- **STATED GOAL**
Return only the count of lines in which the word "name" appears.

- **EXTRACTED MATERIAL**
___

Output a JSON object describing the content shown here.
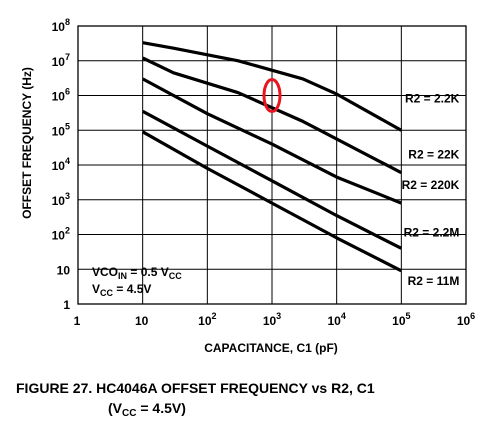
{
  "chart_data": {
    "type": "line",
    "xscale": "log",
    "yscale": "log",
    "xlim": [
      1,
      1000000
    ],
    "ylim": [
      1,
      100000000
    ],
    "x_ticks": [
      {
        "base": "1",
        "exp": ""
      },
      {
        "base": "10",
        "exp": ""
      },
      {
        "base": "10",
        "exp": "2"
      },
      {
        "base": "10",
        "exp": "3"
      },
      {
        "base": "10",
        "exp": "4"
      },
      {
        "base": "10",
        "exp": "5"
      },
      {
        "base": "10",
        "exp": "6"
      }
    ],
    "y_ticks": [
      {
        "base": "1",
        "exp": ""
      },
      {
        "base": "10",
        "exp": ""
      },
      {
        "base": "10",
        "exp": "2"
      },
      {
        "base": "10",
        "exp": "3"
      },
      {
        "base": "10",
        "exp": "4"
      },
      {
        "base": "10",
        "exp": "5"
      },
      {
        "base": "10",
        "exp": "6"
      },
      {
        "base": "10",
        "exp": "7"
      },
      {
        "base": "10",
        "exp": "8"
      }
    ],
    "xlabel": "CAPACITANCE, C1 (pF)",
    "ylabel": "OFFSET FREQUENCY (Hz)",
    "grid": true,
    "series": [
      {
        "name": "R2 = 2.2K",
        "x": [
          10,
          30,
          300,
          3000,
          10000,
          100000
        ],
        "y": [
          33000000,
          23000000,
          10000000,
          3000000,
          1100000,
          100000
        ]
      },
      {
        "name": "R2 = 22K",
        "x": [
          10,
          30,
          300,
          3000,
          100000
        ],
        "y": [
          12000000,
          4500000,
          1200000,
          180000,
          6000
        ]
      },
      {
        "name": "R2 = 220K",
        "x": [
          10,
          100,
          1000,
          10000,
          100000
        ],
        "y": [
          3000000,
          300000,
          40000,
          4500,
          800
        ]
      },
      {
        "name": "R2 = 2.2M",
        "x": [
          10,
          100,
          1000,
          10000,
          100000
        ],
        "y": [
          350000,
          35000,
          3500,
          350,
          40
        ]
      },
      {
        "name": "R2 = 11M",
        "x": [
          10,
          100,
          1000,
          10000,
          100000
        ],
        "y": [
          90000,
          8000,
          800,
          80,
          9
        ]
      }
    ],
    "annotations": {
      "vco_main": "VCO",
      "vco_sub": "IN",
      "vco_eq": " = 0.5 V",
      "vco_cc": "CC",
      "vcc_main": "V",
      "vcc_sub": "CC",
      "vcc_eq": " = 4.5V"
    },
    "highlight_marker": {
      "x": 1000,
      "y": 1000000,
      "color": "#e8141e"
    }
  },
  "caption": {
    "line1": "FIGURE 27.  HC4046A OFFSET FREQUENCY vs R2, C1",
    "line2_open": "(V",
    "line2_sub": "CC",
    "line2_close": " = 4.5V)"
  }
}
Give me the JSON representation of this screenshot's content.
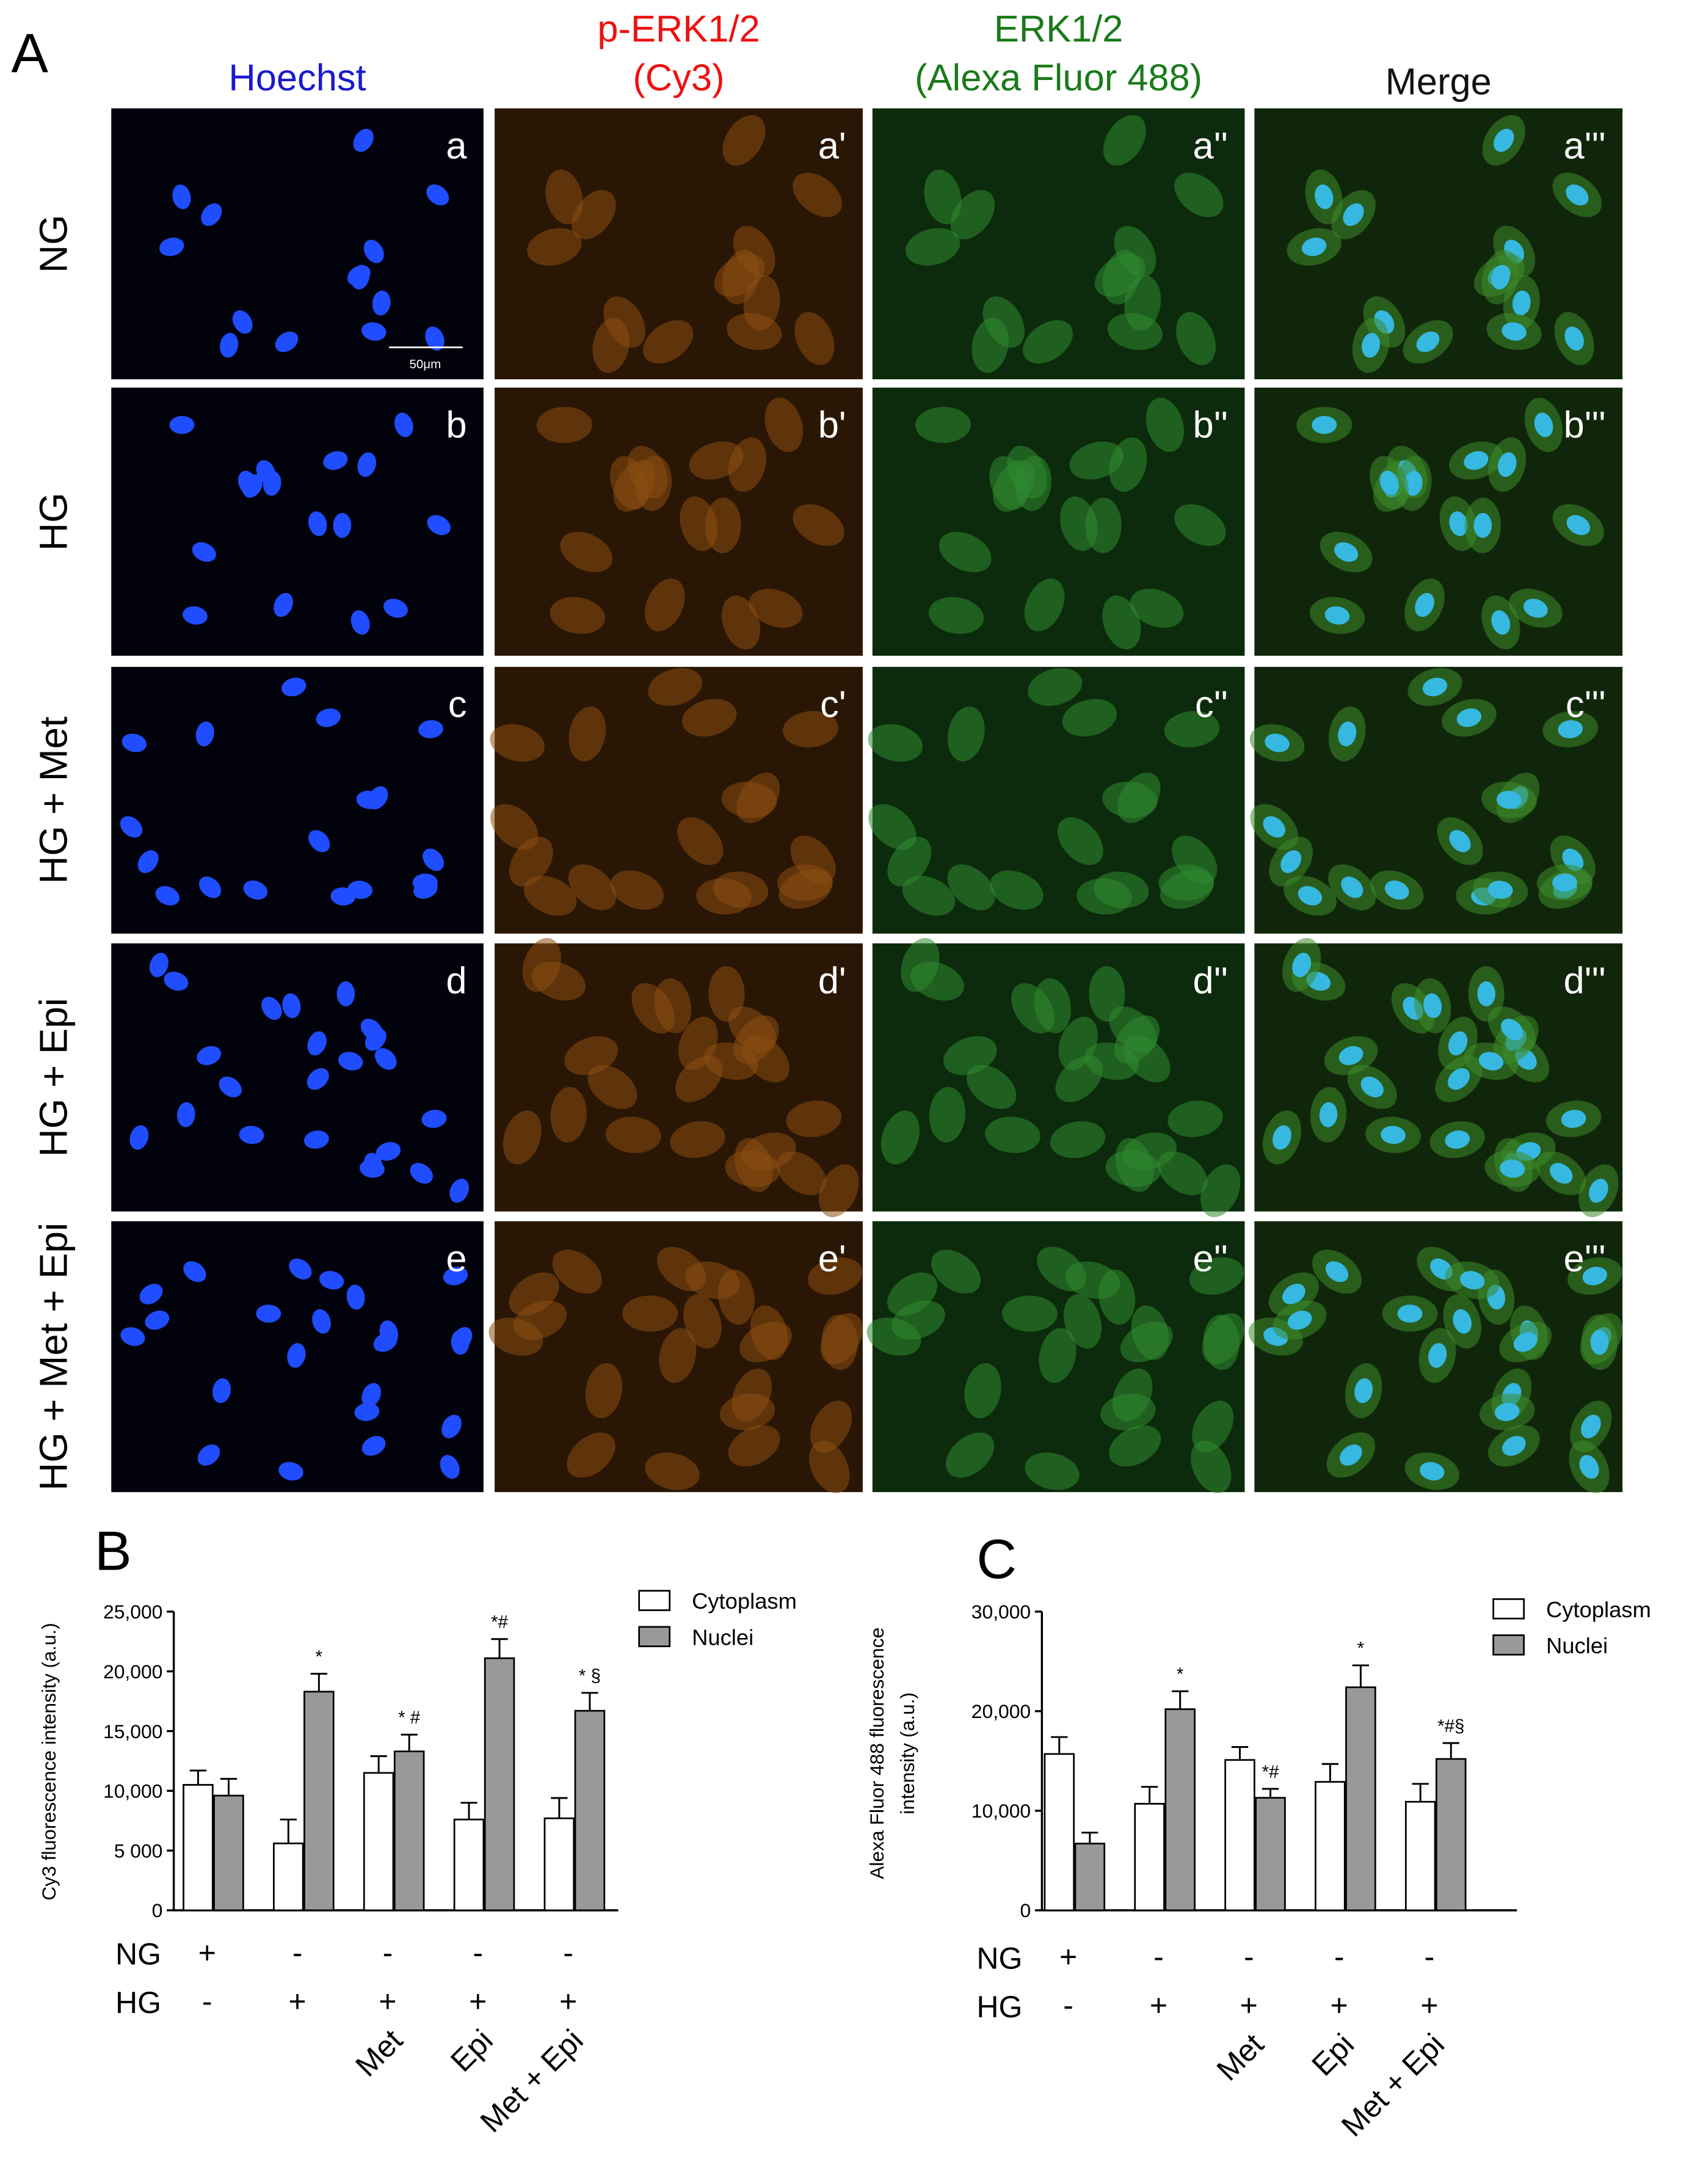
{
  "panel_a": {
    "letter": "A",
    "columns": [
      {
        "lines": [
          "Hoechst"
        ]
      },
      {
        "lines": [
          "p-ERK1/2",
          "(Cy3)"
        ]
      },
      {
        "lines": [
          "ERK1/2",
          "(Alexa Fluor 488)"
        ]
      },
      {
        "lines": [
          "Merge"
        ]
      }
    ],
    "rows": [
      "NG",
      "HG",
      "HG + Met",
      "HG + Epi",
      "HG + Met + Epi"
    ],
    "panel_labels": [
      [
        "a",
        "a'",
        "a''",
        "a'''"
      ],
      [
        "b",
        "b'",
        "b''",
        "b'''"
      ],
      [
        "c",
        "c'",
        "c''",
        "c'''"
      ],
      [
        "d",
        "d'",
        "d''",
        "d'''"
      ],
      [
        "e",
        "e'",
        "e''",
        "e'''"
      ]
    ],
    "scale_bar": "50μm"
  },
  "chart_data": [
    {
      "type": "bar",
      "letter": "B",
      "y_label": [
        "Cy3 fluorescence intensity (a.u.)"
      ],
      "categories": [
        null,
        null,
        "Met",
        "Epi",
        "Met + Epi"
      ],
      "treatments": [
        {
          "label": "NG",
          "values": [
            "+",
            "-",
            "-",
            "-",
            "-"
          ]
        },
        {
          "label": "HG",
          "values": [
            "-",
            "+",
            "+",
            "+",
            "+"
          ]
        }
      ],
      "series": [
        {
          "name": "Cytoplasm",
          "color": "#ffffff",
          "values": [
            10500,
            5600,
            11500,
            7600,
            7700
          ],
          "errors": [
            1200,
            2000,
            1400,
            1400,
            1700
          ]
        },
        {
          "name": "Nuclei",
          "color": "#999999",
          "values": [
            9600,
            18300,
            13300,
            21100,
            16700
          ],
          "errors": [
            1400,
            1500,
            1400,
            1600,
            1500
          ]
        }
      ],
      "annotations": [
        null,
        "*",
        "* #",
        "*#",
        "* §"
      ],
      "ylim": [
        0,
        25000
      ],
      "yticks": [
        0,
        {
          "value": 5000,
          "label": "5 000"
        },
        {
          "value": 10000,
          "label": "10,000"
        },
        {
          "value": 15000,
          "label": "15,000"
        },
        {
          "value": 20000,
          "label": "20,000"
        },
        {
          "value": 25000,
          "label": "25,000"
        }
      ]
    },
    {
      "type": "bar",
      "letter": "C",
      "y_label": [
        "Alexa Fluor 488 fluorescence",
        "intensity (a.u.)"
      ],
      "categories": [
        null,
        null,
        "Met",
        "Epi",
        "Met + Epi"
      ],
      "treatments": [
        {
          "label": "NG",
          "values": [
            "+",
            "-",
            "-",
            "-",
            "-"
          ]
        },
        {
          "label": "HG",
          "values": [
            "-",
            "+",
            "+",
            "+",
            "+"
          ]
        }
      ],
      "series": [
        {
          "name": "Cytoplasm",
          "color": "#ffffff",
          "values": [
            15700,
            10700,
            15100,
            12900,
            10900
          ],
          "errors": [
            1700,
            1700,
            1300,
            1800,
            1800
          ]
        },
        {
          "name": "Nuclei",
          "color": "#999999",
          "values": [
            6700,
            20200,
            11300,
            22400,
            15200
          ],
          "errors": [
            1100,
            1800,
            900,
            2200,
            1600
          ]
        }
      ],
      "annotations": [
        null,
        "*",
        "*#",
        "*",
        "*#§"
      ],
      "ylim": [
        0,
        30000
      ],
      "yticks": [
        0,
        {
          "value": 10000,
          "label": "10,000"
        },
        {
          "value": 20000,
          "label": "20,000"
        },
        {
          "value": 30000,
          "label": "30,000"
        }
      ]
    }
  ]
}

___

- **OUTPUT FOR THIS TASK**
9